OBJECTIVE — Extract the complete listing and repeat it word for word.

Stored data —

-*-

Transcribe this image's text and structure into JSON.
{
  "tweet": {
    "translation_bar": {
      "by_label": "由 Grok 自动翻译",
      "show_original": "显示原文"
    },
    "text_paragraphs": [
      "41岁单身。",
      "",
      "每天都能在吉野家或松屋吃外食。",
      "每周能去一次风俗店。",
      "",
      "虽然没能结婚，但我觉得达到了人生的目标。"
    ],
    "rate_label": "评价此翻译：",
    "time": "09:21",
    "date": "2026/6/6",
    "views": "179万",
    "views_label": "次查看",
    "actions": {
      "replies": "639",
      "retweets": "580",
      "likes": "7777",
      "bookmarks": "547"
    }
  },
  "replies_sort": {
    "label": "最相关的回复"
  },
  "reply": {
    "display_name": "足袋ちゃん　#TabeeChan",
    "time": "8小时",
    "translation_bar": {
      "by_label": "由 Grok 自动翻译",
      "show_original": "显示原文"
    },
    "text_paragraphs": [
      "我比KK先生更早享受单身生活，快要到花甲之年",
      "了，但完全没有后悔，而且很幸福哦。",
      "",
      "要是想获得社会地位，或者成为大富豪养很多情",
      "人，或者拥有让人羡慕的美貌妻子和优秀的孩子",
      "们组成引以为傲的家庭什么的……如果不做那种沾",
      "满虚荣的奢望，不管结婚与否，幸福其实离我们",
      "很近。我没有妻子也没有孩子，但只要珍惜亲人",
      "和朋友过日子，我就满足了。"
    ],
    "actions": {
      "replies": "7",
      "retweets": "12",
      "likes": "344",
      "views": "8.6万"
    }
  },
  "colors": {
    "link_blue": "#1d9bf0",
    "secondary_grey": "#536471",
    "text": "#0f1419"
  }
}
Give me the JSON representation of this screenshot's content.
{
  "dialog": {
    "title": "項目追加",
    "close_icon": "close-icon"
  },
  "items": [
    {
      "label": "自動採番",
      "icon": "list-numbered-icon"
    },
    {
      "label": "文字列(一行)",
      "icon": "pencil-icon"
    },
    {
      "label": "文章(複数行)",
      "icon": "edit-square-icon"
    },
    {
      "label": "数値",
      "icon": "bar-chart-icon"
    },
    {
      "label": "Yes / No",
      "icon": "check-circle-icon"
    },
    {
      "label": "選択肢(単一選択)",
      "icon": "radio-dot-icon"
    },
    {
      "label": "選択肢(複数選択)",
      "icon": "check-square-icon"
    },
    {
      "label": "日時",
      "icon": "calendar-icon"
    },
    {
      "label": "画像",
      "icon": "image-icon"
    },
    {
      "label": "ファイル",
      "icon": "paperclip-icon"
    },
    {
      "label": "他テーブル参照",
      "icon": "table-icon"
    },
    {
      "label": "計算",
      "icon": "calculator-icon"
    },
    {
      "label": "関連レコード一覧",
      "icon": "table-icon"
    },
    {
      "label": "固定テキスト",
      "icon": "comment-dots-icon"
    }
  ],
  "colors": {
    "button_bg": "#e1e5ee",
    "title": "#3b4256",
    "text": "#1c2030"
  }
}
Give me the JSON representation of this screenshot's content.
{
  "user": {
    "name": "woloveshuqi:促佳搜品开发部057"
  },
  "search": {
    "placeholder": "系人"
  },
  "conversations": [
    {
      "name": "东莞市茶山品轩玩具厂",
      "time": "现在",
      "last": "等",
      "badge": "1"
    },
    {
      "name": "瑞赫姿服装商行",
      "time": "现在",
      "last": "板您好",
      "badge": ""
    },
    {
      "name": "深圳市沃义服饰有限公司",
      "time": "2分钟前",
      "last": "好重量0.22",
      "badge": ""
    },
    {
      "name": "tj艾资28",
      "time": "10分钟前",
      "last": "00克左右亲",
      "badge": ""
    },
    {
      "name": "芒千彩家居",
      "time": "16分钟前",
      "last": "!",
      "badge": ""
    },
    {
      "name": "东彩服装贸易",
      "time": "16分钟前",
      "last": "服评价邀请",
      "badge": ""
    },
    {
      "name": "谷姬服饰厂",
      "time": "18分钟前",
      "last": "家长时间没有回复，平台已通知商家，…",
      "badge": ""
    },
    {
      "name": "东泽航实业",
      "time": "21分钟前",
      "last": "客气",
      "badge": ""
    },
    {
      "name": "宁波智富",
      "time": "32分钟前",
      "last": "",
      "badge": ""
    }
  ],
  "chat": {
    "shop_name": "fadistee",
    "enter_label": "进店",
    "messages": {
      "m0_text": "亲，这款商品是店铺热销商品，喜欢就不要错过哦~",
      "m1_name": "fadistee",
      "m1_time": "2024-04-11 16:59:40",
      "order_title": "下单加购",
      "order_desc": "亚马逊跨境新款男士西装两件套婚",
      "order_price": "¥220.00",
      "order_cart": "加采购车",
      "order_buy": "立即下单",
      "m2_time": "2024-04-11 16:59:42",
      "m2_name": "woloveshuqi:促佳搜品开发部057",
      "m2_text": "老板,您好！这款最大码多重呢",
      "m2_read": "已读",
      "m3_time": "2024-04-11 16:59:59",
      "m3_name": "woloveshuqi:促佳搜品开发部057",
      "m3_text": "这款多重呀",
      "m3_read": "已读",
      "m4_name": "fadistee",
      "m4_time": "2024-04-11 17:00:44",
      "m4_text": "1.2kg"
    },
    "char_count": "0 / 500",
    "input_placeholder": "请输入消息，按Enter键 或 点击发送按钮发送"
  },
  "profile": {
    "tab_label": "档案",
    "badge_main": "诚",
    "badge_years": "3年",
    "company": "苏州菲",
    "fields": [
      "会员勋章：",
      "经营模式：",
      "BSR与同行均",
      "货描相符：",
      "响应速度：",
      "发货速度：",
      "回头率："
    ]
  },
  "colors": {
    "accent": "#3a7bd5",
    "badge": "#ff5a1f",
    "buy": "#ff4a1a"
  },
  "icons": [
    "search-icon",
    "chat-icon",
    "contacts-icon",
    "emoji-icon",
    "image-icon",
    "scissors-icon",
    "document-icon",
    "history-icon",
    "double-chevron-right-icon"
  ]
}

-*-

RESULT OF THE EXERCISE —
Transcribe this image's text and structure into JSON.
{
  "tweet": {
    "translation_bar": {
      "by_label": "由 Grok 自动翻译",
      "show_original": "显示原文"
    },
    "text_paragraphs": [
      "41岁单身。",
      "",
      "每天都能在吉野家或松屋吃外食。",
      "每周能去一次风俗店。",
      "",
      "虽然没能结婚，但我觉得达到了人生的目标。"
    ],
    "rate_label": "评价此翻译：",
    "time": "09:21",
    "date": "2026/6/6",
    "views": "179万",
    "views_label": "次查看",
    "actions": {
      "replies": "639",
      "retweets": "580",
      "likes": "7777",
      "bookmarks": "547"
    }
  },
  "replies_sort": {
    "label": "最相关的回复"
  },
  "reply": {
    "display_name": "足袋ちゃん　#TabeeChan",
    "time": "8小时",
    "translation_bar": {
      "by_label": "由 Grok 自动翻译",
      "show_original": "显示原文"
    },
    "text_paragraphs": [
      "我比KK先生更早享受单身生活，快要到花甲之年",
      "了，但完全没有后悔，而且很幸福哦。",
      "",
      "要是想获得社会地位，或者成为大富豪养很多情",
      "人，或者拥有让人羡慕的美貌妻子和优秀的孩子",
      "们组成引以为傲的家庭什么的……如果不做那种沾",
      "满虚荣的奢望，不管结婚与否，幸福其实离我们",
      "很近。我没有妻子也没有孩子，但只要珍惜亲人",
      "和朋友过日子，我就满足了。"
    ],
    "actions": {
      "replies": "7",
      "retweets": "12",
      "likes": "344",
      "views": "8.6万"
    }
  },
  "colors": {
    "link_blue": "#1d9bf0",
    "secondary_grey": "#536471",
    "text": "#0f1419"
  }
}
Give me the JSON representation of this screenshot's content.
{
  "dialog": {
    "title": "項目追加",
    "close_icon": "close-icon"
  },
  "items": [
    {
      "label": "自動採番",
      "icon": "list-numbered-icon"
    },
    {
      "label": "文字列(一行)",
      "icon": "pencil-icon"
    },
    {
      "label": "文章(複数行)",
      "icon": "edit-square-icon"
    },
    {
      "label": "数値",
      "icon": "bar-chart-icon"
    },
    {
      "label": "Yes / No",
      "icon": "check-circle-icon"
    },
    {
      "label": "選択肢(単一選択)",
      "icon": "radio-dot-icon"
    },
    {
      "label": "選択肢(複数選択)",
      "icon": "check-square-icon"
    },
    {
      "label": "日時",
      "icon": "calendar-icon"
    },
    {
      "label": "画像",
      "icon": "image-icon"
    },
    {
      "label": "ファイル",
      "icon": "paperclip-icon"
    },
    {
      "label": "他テーブル参照",
      "icon": "table-icon"
    },
    {
      "label": "計算",
      "icon": "calculator-icon"
    },
    {
      "label": "関連レコード一覧",
      "icon": "table-icon"
    },
    {
      "label": "固定テキスト",
      "icon": "comment-dots-icon"
    }
  ],
  "colors": {
    "button_bg": "#e1e5ee",
    "title": "#3b4256",
    "text": "#1c2030"
  }
}
Give me the JSON representation of this screenshot's content.
{
  "user": {
    "name": "woloveshuqi:促佳搜品开发部057"
  },
  "search": {
    "placeholder": "系人"
  },
  "conversations": [
    {
      "name": "东莞市茶山品轩玩具厂",
      "time": "现在",
      "last": "等",
      "badge": "1"
    },
    {
      "name": "瑞赫姿服装商行",
      "time": "现在",
      "last": "板您好",
      "badge": ""
    },
    {
      "name": "深圳市沃义服饰有限公司",
      "time": "2分钟前",
      "last": "好重量0.22",
      "badge": ""
    },
    {
      "name": "tj艾资28",
      "time": "10分钟前",
      "last": "00克左右亲",
      "badge": ""
    },
    {
      "name": "芒千彩家居",
      "time": "16分钟前",
      "last": "!",
      "badge": ""
    },
    {
      "name": "东彩服装贸易",
      "time": "16分钟前",
      "last": "服评价邀请",
      "badge": ""
    },
    {
      "name": "谷姬服饰厂",
      "time": "18分钟前",
      "last": "家长时间没有回复，平台已通知商家，…",
      "badge": ""
    },
    {
      "name": "东泽航实业",
      "time": "21分钟前",
      "last": "客气",
      "badge": ""
    },
    {
      "name": "宁波智富",
      "time": "32分钟前",
      "last": "",
      "badge": ""
    }
  ],
  "chat": {
    "shop_name": "fadistee",
    "enter_label": "进店",
    "messages": {
      "m0_text": "亲，这款商品是店铺热销商品，喜欢就不要错过哦~",
      "m1_name": "fadistee",
      "m1_time": "2024-04-11 16:59:40",
      "order_title": "下单加购",
      "order_desc": "亚马逊跨境新款男士西装两件套婚",
      "order_price": "¥220.00",
      "order_cart": "加采购车",
      "order_buy": "立即下单",
      "m2_time": "2024-04-11 16:59:42",
      "m2_name": "woloveshuqi:促佳搜品开发部057",
      "m2_text": "老板,您好！这款最大码多重呢",
      "m2_read": "已读",
      "m3_time": "2024-04-11 16:59:59",
      "m3_name": "woloveshuqi:促佳搜品开发部057",
      "m3_text": "这款多重呀",
      "m3_read": "已读",
      "m4_name": "fadistee",
      "m4_time": "2024-04-11 17:00:44",
      "m4_text": "1.2kg"
    },
    "char_count": "0 / 500",
    "input_placeholder": "请输入消息，按Enter键 或 点击发送按钮发送"
  },
  "profile": {
    "tab_label": "档案",
    "badge_main": "诚",
    "badge_years": "3年",
    "company": "苏州菲",
    "fields": [
      "会员勋章：",
      "经营模式：",
      "BSR与同行均",
      "货描相符：",
      "响应速度：",
      "发货速度：",
      "回头率："
    ]
  },
  "colors": {
    "accent": "#3a7bd5",
    "badge": "#ff5a1f",
    "buy": "#ff4a1a"
  },
  "icons": [
    "search-icon",
    "chat-icon",
    "contacts-icon",
    "emoji-icon",
    "image-icon",
    "scissors-icon",
    "document-icon",
    "history-icon",
    "double-chevron-right-icon"
  ]
}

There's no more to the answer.